[start Information shown]
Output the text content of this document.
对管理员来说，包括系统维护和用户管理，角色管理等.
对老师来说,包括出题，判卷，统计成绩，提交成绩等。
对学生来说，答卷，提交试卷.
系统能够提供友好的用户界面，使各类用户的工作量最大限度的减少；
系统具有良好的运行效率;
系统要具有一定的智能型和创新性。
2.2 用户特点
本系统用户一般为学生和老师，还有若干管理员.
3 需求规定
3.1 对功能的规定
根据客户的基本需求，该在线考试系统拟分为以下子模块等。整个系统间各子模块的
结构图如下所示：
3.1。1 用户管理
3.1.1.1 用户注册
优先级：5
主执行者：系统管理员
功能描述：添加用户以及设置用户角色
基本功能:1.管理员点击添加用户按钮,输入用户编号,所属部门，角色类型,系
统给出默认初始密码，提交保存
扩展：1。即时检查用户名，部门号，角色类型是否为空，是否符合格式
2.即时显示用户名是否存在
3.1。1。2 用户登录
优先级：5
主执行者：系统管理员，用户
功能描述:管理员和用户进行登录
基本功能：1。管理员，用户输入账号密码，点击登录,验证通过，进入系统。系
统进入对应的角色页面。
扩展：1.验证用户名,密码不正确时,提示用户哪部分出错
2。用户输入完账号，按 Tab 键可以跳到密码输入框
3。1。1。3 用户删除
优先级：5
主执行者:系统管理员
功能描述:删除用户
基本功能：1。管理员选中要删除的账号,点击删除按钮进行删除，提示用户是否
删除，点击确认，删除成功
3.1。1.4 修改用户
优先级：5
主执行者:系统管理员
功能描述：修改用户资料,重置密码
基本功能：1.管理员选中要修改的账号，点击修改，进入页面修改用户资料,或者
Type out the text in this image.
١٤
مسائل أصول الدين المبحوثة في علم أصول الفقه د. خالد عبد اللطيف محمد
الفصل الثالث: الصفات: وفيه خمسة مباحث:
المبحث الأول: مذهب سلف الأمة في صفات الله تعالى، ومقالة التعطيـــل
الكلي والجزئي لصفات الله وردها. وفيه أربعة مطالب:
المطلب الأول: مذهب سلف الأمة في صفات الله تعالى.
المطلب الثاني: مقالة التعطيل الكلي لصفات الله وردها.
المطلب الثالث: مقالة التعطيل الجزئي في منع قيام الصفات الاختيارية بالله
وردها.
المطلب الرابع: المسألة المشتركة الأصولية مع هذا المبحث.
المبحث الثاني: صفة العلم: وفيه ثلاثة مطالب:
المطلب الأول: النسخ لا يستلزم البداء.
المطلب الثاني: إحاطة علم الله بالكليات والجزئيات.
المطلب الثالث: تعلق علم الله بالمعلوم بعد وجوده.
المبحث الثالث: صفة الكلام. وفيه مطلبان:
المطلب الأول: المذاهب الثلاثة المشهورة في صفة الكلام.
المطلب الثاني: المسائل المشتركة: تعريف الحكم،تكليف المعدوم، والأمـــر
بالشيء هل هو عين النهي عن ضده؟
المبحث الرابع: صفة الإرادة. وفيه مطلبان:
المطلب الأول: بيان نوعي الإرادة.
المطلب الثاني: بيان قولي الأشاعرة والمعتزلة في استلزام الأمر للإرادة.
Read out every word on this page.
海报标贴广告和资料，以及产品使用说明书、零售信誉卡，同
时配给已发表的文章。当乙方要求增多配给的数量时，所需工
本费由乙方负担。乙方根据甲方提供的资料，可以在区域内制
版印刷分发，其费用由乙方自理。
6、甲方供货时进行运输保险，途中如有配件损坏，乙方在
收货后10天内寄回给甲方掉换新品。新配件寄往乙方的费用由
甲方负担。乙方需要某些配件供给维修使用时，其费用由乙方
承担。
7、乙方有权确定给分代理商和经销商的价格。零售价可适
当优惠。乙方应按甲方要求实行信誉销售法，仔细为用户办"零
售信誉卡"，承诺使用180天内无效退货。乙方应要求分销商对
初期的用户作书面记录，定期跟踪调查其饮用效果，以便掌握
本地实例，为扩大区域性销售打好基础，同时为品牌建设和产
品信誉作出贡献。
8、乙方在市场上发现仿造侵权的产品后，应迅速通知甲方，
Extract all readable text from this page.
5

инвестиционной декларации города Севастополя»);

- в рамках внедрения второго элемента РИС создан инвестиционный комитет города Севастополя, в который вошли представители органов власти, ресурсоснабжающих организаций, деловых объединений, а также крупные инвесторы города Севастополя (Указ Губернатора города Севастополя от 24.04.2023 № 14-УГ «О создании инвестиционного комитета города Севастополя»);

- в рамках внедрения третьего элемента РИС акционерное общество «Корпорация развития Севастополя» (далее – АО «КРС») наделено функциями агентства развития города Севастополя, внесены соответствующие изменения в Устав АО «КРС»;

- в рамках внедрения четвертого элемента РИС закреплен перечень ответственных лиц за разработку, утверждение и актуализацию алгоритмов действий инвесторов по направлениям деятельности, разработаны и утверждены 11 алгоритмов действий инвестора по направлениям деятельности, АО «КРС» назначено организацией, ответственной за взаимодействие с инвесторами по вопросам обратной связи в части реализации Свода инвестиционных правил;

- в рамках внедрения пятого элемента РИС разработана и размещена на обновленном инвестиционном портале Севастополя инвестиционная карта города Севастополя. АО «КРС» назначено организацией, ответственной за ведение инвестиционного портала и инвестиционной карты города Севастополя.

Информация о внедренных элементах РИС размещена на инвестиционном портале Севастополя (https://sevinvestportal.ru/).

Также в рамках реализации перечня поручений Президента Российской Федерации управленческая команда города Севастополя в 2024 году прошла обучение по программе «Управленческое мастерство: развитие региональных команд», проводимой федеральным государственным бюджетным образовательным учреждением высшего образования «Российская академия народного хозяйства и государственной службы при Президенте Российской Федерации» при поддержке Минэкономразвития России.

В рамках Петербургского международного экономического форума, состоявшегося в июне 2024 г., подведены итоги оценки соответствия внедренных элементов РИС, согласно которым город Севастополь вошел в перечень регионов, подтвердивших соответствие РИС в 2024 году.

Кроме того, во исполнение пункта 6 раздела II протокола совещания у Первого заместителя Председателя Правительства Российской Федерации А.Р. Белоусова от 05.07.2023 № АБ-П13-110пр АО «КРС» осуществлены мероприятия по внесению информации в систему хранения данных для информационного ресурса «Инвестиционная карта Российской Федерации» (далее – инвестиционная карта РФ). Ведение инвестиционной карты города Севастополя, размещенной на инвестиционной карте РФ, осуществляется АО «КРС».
[end Information shown]
> [Problem description]: Using the listing above, retype each line exactly.

> [Solution to the exercise]:
Output the text content of this document.
对管理员来说，包括系统维护和用户管理，角色管理等.
对老师来说,包括出题，判卷，统计成绩，提交成绩等。
对学生来说，答卷，提交试卷.
系统能够提供友好的用户界面，使各类用户的工作量最大限度的减少；
系统具有良好的运行效率;
系统要具有一定的智能型和创新性。
2.2 用户特点
本系统用户一般为学生和老师，还有若干管理员.
3 需求规定
3.1 对功能的规定
根据客户的基本需求，该在线考试系统拟分为以下子模块等。整个系统间各子模块的
结构图如下所示：
3.1。1 用户管理
3.1.1.1 用户注册
优先级：5
主执行者：系统管理员
功能描述：添加用户以及设置用户角色
基本功能:1.管理员点击添加用户按钮,输入用户编号,所属部门，角色类型,系
统给出默认初始密码，提交保存
扩展：1。即时检查用户名，部门号，角色类型是否为空，是否符合格式
2.即时显示用户名是否存在
3.1。1。2 用户登录
优先级：5
主执行者：系统管理员，用户
功能描述:管理员和用户进行登录
基本功能：1。管理员，用户输入账号密码，点击登录,验证通过，进入系统。系
统进入对应的角色页面。
扩展：1.验证用户名,密码不正确时,提示用户哪部分出错
2。用户输入完账号，按 Tab 键可以跳到密码输入框
3。1。1。3 用户删除
优先级：5
主执行者:系统管理员
功能描述:删除用户
基本功能：1。管理员选中要删除的账号,点击删除按钮进行删除，提示用户是否
删除，点击确认，删除成功
3.1。1.4 修改用户
优先级：5
主执行者:系统管理员
功能描述：修改用户资料,重置密码
基本功能：1.管理员选中要修改的账号，点击修改，进入页面修改用户资料,或者
Type out the text in this image.
١٤
مسائل أصول الدين المبحوثة في علم أصول الفقه د. خالد عبد اللطيف محمد
الفصل الثالث: الصفات: وفيه خمسة مباحث:
المبحث الأول: مذهب سلف الأمة في صفات الله تعالى، ومقالة التعطيـــل
الكلي والجزئي لصفات الله وردها. وفيه أربعة مطالب:
المطلب الأول: مذهب سلف الأمة في صفات الله تعالى.
المطلب الثاني: مقالة التعطيل الكلي لصفات الله وردها.
المطلب الثالث: مقالة التعطيل الجزئي في منع قيام الصفات الاختيارية بالله
وردها.
المطلب الرابع: المسألة المشتركة الأصولية مع هذا المبحث.
المبحث الثاني: صفة العلم: وفيه ثلاثة مطالب:
المطلب الأول: النسخ لا يستلزم البداء.
المطلب الثاني: إحاطة علم الله بالكليات والجزئيات.
المطلب الثالث: تعلق علم الله بالمعلوم بعد وجوده.
المبحث الثالث: صفة الكلام. وفيه مطلبان:
المطلب الأول: المذاهب الثلاثة المشهورة في صفة الكلام.
المطلب الثاني: المسائل المشتركة: تعريف الحكم،تكليف المعدوم، والأمـــر
بالشيء هل هو عين النهي عن ضده؟
المبحث الرابع: صفة الإرادة. وفيه مطلبان:
المطلب الأول: بيان نوعي الإرادة.
المطلب الثاني: بيان قولي الأشاعرة والمعتزلة في استلزام الأمر للإرادة.
Read out every word on this page.
海报标贴广告和资料，以及产品使用说明书、零售信誉卡，同
时配给已发表的文章。当乙方要求增多配给的数量时，所需工
本费由乙方负担。乙方根据甲方提供的资料，可以在区域内制
版印刷分发，其费用由乙方自理。
6、甲方供货时进行运输保险，途中如有配件损坏，乙方在
收货后10天内寄回给甲方掉换新品。新配件寄往乙方的费用由
甲方负担。乙方需要某些配件供给维修使用时，其费用由乙方
承担。
7、乙方有权确定给分代理商和经销商的价格。零售价可适
当优惠。乙方应按甲方要求实行信誉销售法，仔细为用户办"零
售信誉卡"，承诺使用180天内无效退货。乙方应要求分销商对
初期的用户作书面记录，定期跟踪调查其饮用效果，以便掌握
本地实例，为扩大区域性销售打好基础，同时为品牌建设和产
品信誉作出贡献。
8、乙方在市场上发现仿造侵权的产品后，应迅速通知甲方，
Extract all readable text from this page.
5

инвестиционной декларации города Севастополя»);

- в рамках внедрения второго элемента РИС создан инвестиционный комитет города Севастополя, в который вошли представители органов власти, ресурсоснабжающих организаций, деловых объединений, а также крупные инвесторы города Севастополя (Указ Губернатора города Севастополя от 24.04.2023 № 14-УГ «О создании инвестиционного комитета города Севастополя»);

- в рамках внедрения третьего элемента РИС акционерное общество «Корпорация развития Севастополя» (далее – АО «КРС») наделено функциями агентства развития города Севастополя, внесены соответствующие изменения в Устав АО «КРС»;

- в рамках внедрения четвертого элемента РИС закреплен перечень ответственных лиц за разработку, утверждение и актуализацию алгоритмов действий инвесторов по направлениям деятельности, разработаны и утверждены 11 алгоритмов действий инвестора по направлениям деятельности, АО «КРС» назначено организацией, ответственной за взаимодействие с инвесторами по вопросам обратной связи в части реализации Свода инвестиционных правил;

- в рамках внедрения пятого элемента РИС разработана и размещена на обновленном инвестиционном портале Севастополя инвестиционная карта города Севастополя. АО «КРС» назначено организацией, ответственной за ведение инвестиционного портала и инвестиционной карты города Севастополя.

Информация о внедренных элементах РИС размещена на инвестиционном портале Севастополя (https://sevinvestportal.ru/).

Также в рамках реализации перечня поручений Президента Российской Федерации управленческая команда города Севастополя в 2024 году прошла обучение по программе «Управленческое мастерство: развитие региональных команд», проводимой федеральным государственным бюджетным образовательным учреждением высшего образования «Российская академия народного хозяйства и государственной службы при Президенте Российской Федерации» при поддержке Минэкономразвития России.

В рамках Петербургского международного экономического форума, состоявшегося в июне 2024 г., подведены итоги оценки соответствия внедренных элементов РИС, согласно которым город Севастополь вошел в перечень регионов, подтвердивших соответствие РИС в 2024 году.

Кроме того, во исполнение пункта 6 раздела II протокола совещания у Первого заместителя Председателя Правительства Российской Федерации А.Р. Белоусова от 05.07.2023 № АБ-П13-110пр АО «КРС» осуществлены мероприятия по внесению информации в систему хранения данных для информационного ресурса «Инвестиционная карта Российской Федерации» (далее – инвестиционная карта РФ). Ведение инвестиционной карты города Севастополя, размещенной на инвестиционной карте РФ, осуществляется АО «КРС».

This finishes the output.